**Stated task:**
Could you copy every line from the material below in which "Teil" appears?

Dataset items
▬▬▬▬▬▬▬▬▬▬
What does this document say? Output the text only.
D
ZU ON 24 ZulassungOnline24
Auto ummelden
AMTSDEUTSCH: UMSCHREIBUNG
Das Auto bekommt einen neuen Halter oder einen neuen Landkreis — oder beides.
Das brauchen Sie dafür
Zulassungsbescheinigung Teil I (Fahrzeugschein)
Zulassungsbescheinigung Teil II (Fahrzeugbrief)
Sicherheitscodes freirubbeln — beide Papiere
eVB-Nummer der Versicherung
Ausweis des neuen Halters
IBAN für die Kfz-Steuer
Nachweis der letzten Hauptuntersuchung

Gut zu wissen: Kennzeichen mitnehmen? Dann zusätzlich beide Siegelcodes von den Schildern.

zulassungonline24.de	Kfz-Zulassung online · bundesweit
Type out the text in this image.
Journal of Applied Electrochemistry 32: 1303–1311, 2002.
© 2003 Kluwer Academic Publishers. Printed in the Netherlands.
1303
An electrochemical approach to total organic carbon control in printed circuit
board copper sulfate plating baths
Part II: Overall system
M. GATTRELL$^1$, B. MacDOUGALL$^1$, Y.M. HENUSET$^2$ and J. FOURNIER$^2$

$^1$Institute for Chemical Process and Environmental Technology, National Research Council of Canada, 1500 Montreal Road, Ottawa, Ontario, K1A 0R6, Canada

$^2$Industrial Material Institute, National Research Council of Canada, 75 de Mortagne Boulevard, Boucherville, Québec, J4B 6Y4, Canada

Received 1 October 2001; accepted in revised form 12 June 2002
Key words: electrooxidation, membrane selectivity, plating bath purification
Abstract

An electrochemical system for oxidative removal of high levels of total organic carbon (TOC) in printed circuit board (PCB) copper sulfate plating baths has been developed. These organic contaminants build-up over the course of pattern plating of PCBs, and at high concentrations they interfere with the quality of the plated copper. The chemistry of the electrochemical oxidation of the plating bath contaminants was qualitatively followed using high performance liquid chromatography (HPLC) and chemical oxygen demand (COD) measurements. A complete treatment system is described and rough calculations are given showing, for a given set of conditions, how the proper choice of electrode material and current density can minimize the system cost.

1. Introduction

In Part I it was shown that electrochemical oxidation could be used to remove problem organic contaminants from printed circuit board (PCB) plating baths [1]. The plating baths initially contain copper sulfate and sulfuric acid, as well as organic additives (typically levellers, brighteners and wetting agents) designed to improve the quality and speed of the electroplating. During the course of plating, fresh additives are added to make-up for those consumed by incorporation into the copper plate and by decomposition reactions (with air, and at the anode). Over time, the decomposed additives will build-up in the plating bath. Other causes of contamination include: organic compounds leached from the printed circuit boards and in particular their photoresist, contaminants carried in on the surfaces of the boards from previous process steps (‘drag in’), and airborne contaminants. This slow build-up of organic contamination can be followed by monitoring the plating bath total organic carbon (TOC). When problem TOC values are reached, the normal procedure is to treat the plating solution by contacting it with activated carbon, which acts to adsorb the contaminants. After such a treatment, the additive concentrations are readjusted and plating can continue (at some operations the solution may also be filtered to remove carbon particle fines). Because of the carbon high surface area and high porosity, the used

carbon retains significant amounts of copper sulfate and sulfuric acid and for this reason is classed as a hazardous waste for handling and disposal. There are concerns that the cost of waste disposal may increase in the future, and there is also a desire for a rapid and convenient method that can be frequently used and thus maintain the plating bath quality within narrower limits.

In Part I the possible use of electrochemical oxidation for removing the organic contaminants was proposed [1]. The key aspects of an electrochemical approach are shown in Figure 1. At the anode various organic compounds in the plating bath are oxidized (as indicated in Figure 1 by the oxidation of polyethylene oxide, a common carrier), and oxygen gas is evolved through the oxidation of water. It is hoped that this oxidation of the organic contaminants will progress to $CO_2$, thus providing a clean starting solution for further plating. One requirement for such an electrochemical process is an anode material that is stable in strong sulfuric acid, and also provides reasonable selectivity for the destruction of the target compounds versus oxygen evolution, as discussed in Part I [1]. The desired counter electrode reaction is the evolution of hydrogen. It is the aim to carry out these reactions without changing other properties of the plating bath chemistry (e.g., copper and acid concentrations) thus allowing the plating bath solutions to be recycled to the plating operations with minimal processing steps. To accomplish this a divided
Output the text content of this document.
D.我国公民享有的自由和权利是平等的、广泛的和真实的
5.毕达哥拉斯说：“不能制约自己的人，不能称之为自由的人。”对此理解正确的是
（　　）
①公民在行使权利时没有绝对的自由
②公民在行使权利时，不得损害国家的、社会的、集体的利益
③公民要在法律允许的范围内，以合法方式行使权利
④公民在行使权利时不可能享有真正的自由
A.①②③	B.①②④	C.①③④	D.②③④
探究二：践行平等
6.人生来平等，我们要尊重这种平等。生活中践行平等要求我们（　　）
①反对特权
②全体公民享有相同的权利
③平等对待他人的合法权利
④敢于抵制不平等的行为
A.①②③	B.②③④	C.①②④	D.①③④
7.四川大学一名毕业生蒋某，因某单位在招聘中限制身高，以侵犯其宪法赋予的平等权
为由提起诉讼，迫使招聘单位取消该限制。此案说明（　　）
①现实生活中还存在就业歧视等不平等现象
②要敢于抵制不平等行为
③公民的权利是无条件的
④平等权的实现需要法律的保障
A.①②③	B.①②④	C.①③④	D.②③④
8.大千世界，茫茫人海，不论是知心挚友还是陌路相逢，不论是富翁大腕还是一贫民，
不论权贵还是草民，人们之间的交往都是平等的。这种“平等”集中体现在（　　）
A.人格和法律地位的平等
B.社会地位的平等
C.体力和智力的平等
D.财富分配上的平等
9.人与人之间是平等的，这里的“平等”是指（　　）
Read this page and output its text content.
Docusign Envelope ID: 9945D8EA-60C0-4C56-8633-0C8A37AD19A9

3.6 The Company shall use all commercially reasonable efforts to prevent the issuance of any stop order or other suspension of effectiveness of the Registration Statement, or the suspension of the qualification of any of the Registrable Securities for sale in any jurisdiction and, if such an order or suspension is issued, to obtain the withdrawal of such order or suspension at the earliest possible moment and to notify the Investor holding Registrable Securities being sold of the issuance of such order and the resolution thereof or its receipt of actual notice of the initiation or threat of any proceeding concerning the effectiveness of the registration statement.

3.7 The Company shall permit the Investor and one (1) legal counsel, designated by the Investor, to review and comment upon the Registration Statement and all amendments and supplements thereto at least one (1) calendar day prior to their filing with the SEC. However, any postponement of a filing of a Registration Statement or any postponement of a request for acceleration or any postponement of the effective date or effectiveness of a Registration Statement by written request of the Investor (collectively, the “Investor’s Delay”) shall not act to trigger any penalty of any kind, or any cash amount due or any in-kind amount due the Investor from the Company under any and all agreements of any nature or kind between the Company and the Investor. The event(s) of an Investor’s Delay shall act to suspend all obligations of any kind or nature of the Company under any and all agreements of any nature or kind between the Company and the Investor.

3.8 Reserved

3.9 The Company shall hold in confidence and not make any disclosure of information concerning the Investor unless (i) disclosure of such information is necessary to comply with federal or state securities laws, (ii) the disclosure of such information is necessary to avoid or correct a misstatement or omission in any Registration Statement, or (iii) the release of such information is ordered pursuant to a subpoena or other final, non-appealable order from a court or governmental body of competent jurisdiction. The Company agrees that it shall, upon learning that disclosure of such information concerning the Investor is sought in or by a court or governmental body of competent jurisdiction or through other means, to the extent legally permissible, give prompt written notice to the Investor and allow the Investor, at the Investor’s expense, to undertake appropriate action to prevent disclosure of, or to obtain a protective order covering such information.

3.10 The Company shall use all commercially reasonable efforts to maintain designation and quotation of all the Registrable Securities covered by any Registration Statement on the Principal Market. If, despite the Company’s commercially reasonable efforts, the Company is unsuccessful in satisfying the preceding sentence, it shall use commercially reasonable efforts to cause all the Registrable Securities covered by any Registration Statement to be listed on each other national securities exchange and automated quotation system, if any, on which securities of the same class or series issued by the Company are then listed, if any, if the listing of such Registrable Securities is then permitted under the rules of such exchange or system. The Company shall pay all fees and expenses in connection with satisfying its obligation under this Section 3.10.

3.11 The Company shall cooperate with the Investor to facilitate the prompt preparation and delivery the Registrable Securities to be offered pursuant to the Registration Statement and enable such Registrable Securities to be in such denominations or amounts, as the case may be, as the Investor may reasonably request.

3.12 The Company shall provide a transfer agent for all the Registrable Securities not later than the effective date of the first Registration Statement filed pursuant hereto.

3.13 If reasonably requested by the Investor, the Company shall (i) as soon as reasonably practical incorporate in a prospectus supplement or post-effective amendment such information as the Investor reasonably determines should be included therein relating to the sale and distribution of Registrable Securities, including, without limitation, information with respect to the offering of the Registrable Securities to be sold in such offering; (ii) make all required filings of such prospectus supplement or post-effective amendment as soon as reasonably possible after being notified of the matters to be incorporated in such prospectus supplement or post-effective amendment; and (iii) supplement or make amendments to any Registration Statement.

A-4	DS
▬▬▬▬▬▬▬▬▬▬
**Result of this exercise:**
Zulassungsbescheinigung Teil I (Fahrzeugschein)
Zulassungsbescheinigung Teil II (Fahrzeugbrief)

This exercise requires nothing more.